▶ **Provided text**:
R/kernels.R

Defines functions .kdensity_imports_anchor add_kernel get_kernel

Documented in add_kernel get_kernel

kernel_environment <- new.env(hash = FALSE)

#' Kernel functions
#'
#' Kernel functions are an important part of `kdensity`. This document
#' lists the available built-in functions and the structure of them. Any kernel
#' in the list can be used in `kdensity` by using `kernel = "kernel"`
#' for the intended kernel.
#'
#' Be careful combining kernels with compact support with parametric starts,
#' as the normalizing integral typically fails to converge. Use `gaussian`
#' instead.
#'
#' @section Symmetric kernels:
#' @section Asymmetric kernels:
#' @usage NULL
#' @format NULL
#' @section Structure:
#'    A kernel is a list containing two mandatory elements and one optional
#'    element. The mandatory element '`kernel`' is the kernel function.
#'    It takes arguments `y, x, h`, where `x` is the data supplied
#'    to `kdensity` and `y` is the point of evaluation. `h` is
#'    the bandwidth. Internally, the kernel function is evaluated as
#'    `1/h*kernel(y, x, h)`. It should be vectorized in `x`, but
#'    vectorization in `y` is not needed.
#'
#'    The second mandatory element is `support`, stating the domain of
#'    definition for the kernel. This is used to distinguish kernels on the
#'    unit interval / positive half-line from kernels on R.
#'
#'    `sd` is used for symmetric kernels, and states the standard error
#'    of the kernel. This is used to make kernels comparable to the Gaussian
#'    kernel when calculating bandwidths.
#' @examples
#' gaussian <- list(
#'   kernel = function(y, x, h) stats::dnorm((y - x) / h),
#'   sd = 1,
#'   support = c(-Inf, Inf)
#' )
#'
#' gcopula <- list(
#'   kernel = function(y, x, h) {
#'     rho <- 1 - h^2
#'     inside <- rho^2 * (qnorm(y)^2 + qnorm(x)^2) - 2 * rho * qnorm(y) * qnorm(x)
#'     exp(-inside / (2 * (1 - rho^2)))
#'   },
#'   support = c(0, 1)
#' )
#'
#' @seealso [kdensity()]; [parametric_starts()];
#' [bandwidths()].

▶ **Stated exercise A**: In the kernel documentation, what arguments does the kernel function take?
The records have no connection to the kernel documentation.

▶ **Dataset**:
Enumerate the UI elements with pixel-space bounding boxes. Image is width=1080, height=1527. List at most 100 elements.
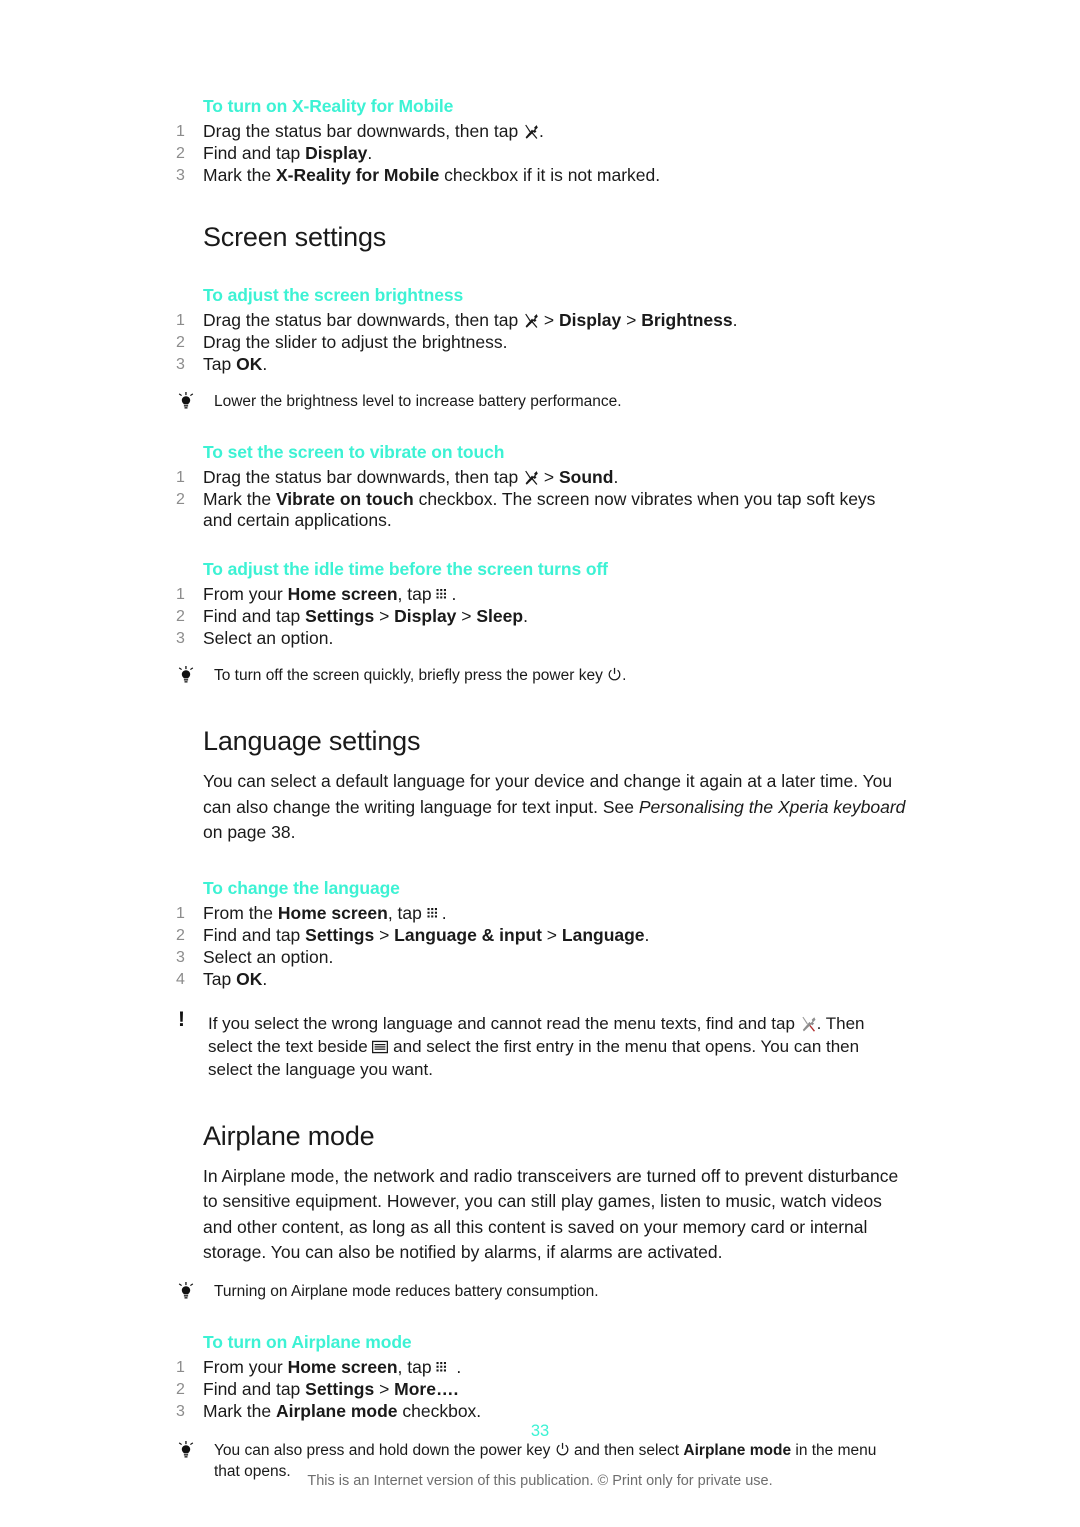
step-text-bold: Home screen	[277, 902, 388, 923]
tip-text: Turning on Airplane mode reduces battery…	[214, 1282, 599, 1300]
tip-text: Lower the brightness level to increase b…	[214, 393, 622, 410]
step-text-pre: Drag the status bar downwards, then tap	[203, 121, 524, 141]
step-text-pre: Tap	[203, 354, 237, 374]
list-item: 2 Find and tap Display.	[176, 143, 906, 164]
tip-text-mid: and then select	[569, 1441, 684, 1459]
tip-note-idle-time: To turn off the screen quickly, briefly …	[176, 665, 906, 686]
tip-text: To turn off the screen quickly, briefly …	[214, 667, 626, 684]
step-number: 3	[176, 948, 185, 966]
list-item: 1 Drag the status bar downwards, then ta…	[176, 467, 906, 488]
intro-paragraph-language: You can select a default language for yo…	[203, 769, 906, 846]
step-number: 1	[176, 469, 185, 486]
step-text-pre: From your	[203, 1356, 288, 1377]
step-text-post: .	[539, 121, 544, 141]
warning-text-part1: If you select the wrong language and can…	[208, 1013, 800, 1033]
step-text-bold: Language & input	[394, 924, 542, 945]
step-text-sep: , tap	[387, 902, 427, 923]
app-grid-icon	[436, 1361, 451, 1375]
intro-paragraph-airplane: In Airplane mode, the network and radio …	[203, 1165, 899, 1263]
step-number: 3	[176, 1402, 185, 1420]
step-number: 2	[176, 491, 185, 508]
step-text: Mark the Airplane mode checkbox.	[203, 1401, 906, 1422]
procedure-title-xreality: To turn on X-Reality for Mobile	[203, 96, 454, 116]
step-list-xreality: 1 Drag the status bar downwards, then ta…	[176, 121, 906, 186]
procedure-title-idle-time: To adjust the idle time before the scree…	[203, 559, 608, 579]
step-text-pre: Find and tap	[203, 1378, 306, 1399]
list-item: 2 Drag the slider to adjust the brightne…	[176, 332, 906, 353]
step-number: 1	[176, 123, 185, 140]
step-number: 1	[176, 586, 185, 603]
step-text-post: .	[367, 143, 373, 163]
step-text-bold: Home screen	[287, 584, 398, 604]
warning-text: If you select the wrong language and can…	[208, 1014, 865, 1079]
exclamation-icon: !	[178, 1007, 185, 1031]
step-text-bold: Brightness	[641, 310, 733, 330]
lightbulb-icon	[176, 391, 202, 411]
step-text-post: .	[262, 968, 268, 989]
step-text-pre: Mark the	[203, 489, 276, 509]
tools-icon	[523, 313, 539, 329]
step-text-post: .	[644, 924, 650, 945]
step-text-sep: , tap	[397, 584, 437, 604]
step-text-post: .	[732, 310, 738, 330]
step-number: 1	[176, 904, 185, 922]
list-item: 2 Find and tap Settings > More….	[176, 1379, 906, 1400]
step-list-vibrate: 1 Drag the status bar downwards, then ta…	[176, 467, 906, 531]
app-grid-icon	[427, 907, 442, 921]
step-text-bold: OK	[236, 968, 263, 989]
step-text: Find and tap Settings > More….	[203, 1379, 906, 1400]
procedure-title-turn-on-airplane: To turn on Airplane mode	[203, 1331, 412, 1352]
power-icon	[607, 667, 622, 682]
step-text-post: .	[441, 902, 447, 923]
step-number: 2	[176, 145, 185, 162]
list-item: 2 Find and tap Settings > Display > Slee…	[176, 606, 906, 627]
step-number: 1	[176, 312, 185, 329]
step-number: 2	[176, 334, 185, 351]
power-icon	[555, 1442, 570, 1457]
step-text-pre: From the	[203, 902, 278, 923]
tools-icon	[523, 470, 539, 486]
intro-text-italic: Personalising the Xperia keyboard	[638, 796, 906, 817]
step-list-brightness: 1 Drag the status bar downwards, then ta…	[176, 310, 906, 375]
step-text-post: checkbox if it is not marked.	[439, 165, 661, 185]
step-text-bold: Display	[559, 310, 622, 330]
step-text-sep: >	[456, 606, 477, 626]
step-text-pre: Drag the status bar downwards, then tap	[203, 467, 524, 487]
step-text-pre: Find and tap	[203, 606, 306, 626]
step-text-pre: From your	[203, 584, 288, 604]
step-text: From your Home screen, tap .	[203, 584, 906, 605]
step-text-pre: Tap	[203, 968, 237, 989]
step-text: Select an option.	[203, 946, 334, 967]
step-text-sep: >	[539, 310, 559, 330]
step-text-pre: Find and tap	[203, 924, 306, 945]
list-item: 1 Drag the status bar downwards, then ta…	[176, 121, 906, 142]
step-list-turn-on-airplane: 1 From your Home screen, tap . 2 Find an…	[176, 1357, 906, 1422]
section-screen-settings: Screen settings	[176, 222, 906, 253]
step-text-bold: Sound	[559, 467, 614, 487]
page-content: To turn on X-Reality for Mobile 1 Drag t…	[176, 96, 906, 1482]
section-airplane-mode: Airplane mode	[176, 1121, 906, 1152]
tools-color-icon	[800, 1016, 817, 1033]
step-text-bold: Settings	[305, 924, 375, 945]
step-text-sep: >	[374, 1378, 395, 1399]
footer-copyright-note: This is an Internet version of this publ…	[307, 1473, 773, 1489]
step-text: Find and tap Display.	[203, 143, 906, 164]
list-item: 3 Tap OK.	[176, 354, 906, 375]
step-text-post: checkbox.	[397, 1400, 482, 1421]
step-text-post: .	[613, 467, 619, 487]
step-text-bold: Vibrate on touch	[275, 489, 414, 509]
list-item: 4 Tap OK.	[176, 969, 906, 990]
page-number: 33	[530, 1422, 550, 1440]
step-number: 1	[176, 1358, 185, 1376]
step-text-bold: Language	[561, 924, 645, 945]
step-text: Drag the status bar downwards, then tap …	[203, 121, 906, 142]
step-text-post: .	[523, 606, 528, 626]
step-text-pre: Find and tap	[203, 143, 306, 163]
list-item: 1 From your Home screen, tap .	[176, 584, 906, 605]
list-item: 1 Drag the status bar downwards, then ta…	[176, 310, 906, 331]
document-page: To turn on X-Reality for Mobile 1 Drag t…	[0, 0, 1080, 1527]
step-text-bold: OK	[236, 354, 263, 374]
keyboard-icon	[372, 1040, 389, 1054]
step-text-bold: Display	[305, 143, 368, 163]
step-number: 3	[176, 630, 185, 647]
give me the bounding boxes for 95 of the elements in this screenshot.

▶ **Stated exercise B**: Copy the records, starting at the line that contains "902, 388, 923]" and stopping after the line that contains "491, 185, 508]".

▶ **Full answer A**: It takes the arguments `y, x, h`.

▶ **Full answer B**:
step-text-bold: Home screen	[277, 902, 388, 923]
tip-text: Turning on Airplane mode reduces battery…	[214, 1282, 599, 1300]
tip-text: Lower the brightness level to increase b…	[214, 393, 622, 410]
step-text-pre: Drag the status bar downwards, then tap	[203, 121, 524, 141]
step-text-pre: Tap	[203, 354, 237, 374]
list-item: 2 Find and tap Display.	[176, 143, 906, 164]
tip-text-mid: and then select	[569, 1441, 684, 1459]
tip-note-idle-time: To turn off the screen quickly, briefly …	[176, 665, 906, 686]
tip-text: To turn off the screen quickly, briefly …	[214, 667, 626, 684]
step-number: 3	[176, 948, 185, 966]
list-item: 1 Drag the status bar downwards, then ta…	[176, 467, 906, 488]
intro-paragraph-language: You can select a default language for yo…	[203, 769, 906, 846]
step-number: 1	[176, 469, 185, 486]
step-text-pre: From your	[203, 1356, 288, 1377]
step-text-post: .	[539, 121, 544, 141]
warning-text-part1: If you select the wrong language and can…	[208, 1013, 800, 1033]
step-text-bold: Language & input	[394, 924, 542, 945]
step-text-sep: , tap	[387, 902, 427, 923]
app-grid-icon	[436, 1361, 451, 1375]
intro-paragraph-airplane: In Airplane mode, the network and radio …	[203, 1165, 899, 1263]
step-number: 3	[176, 1402, 185, 1420]
step-number: 2	[176, 491, 185, 508]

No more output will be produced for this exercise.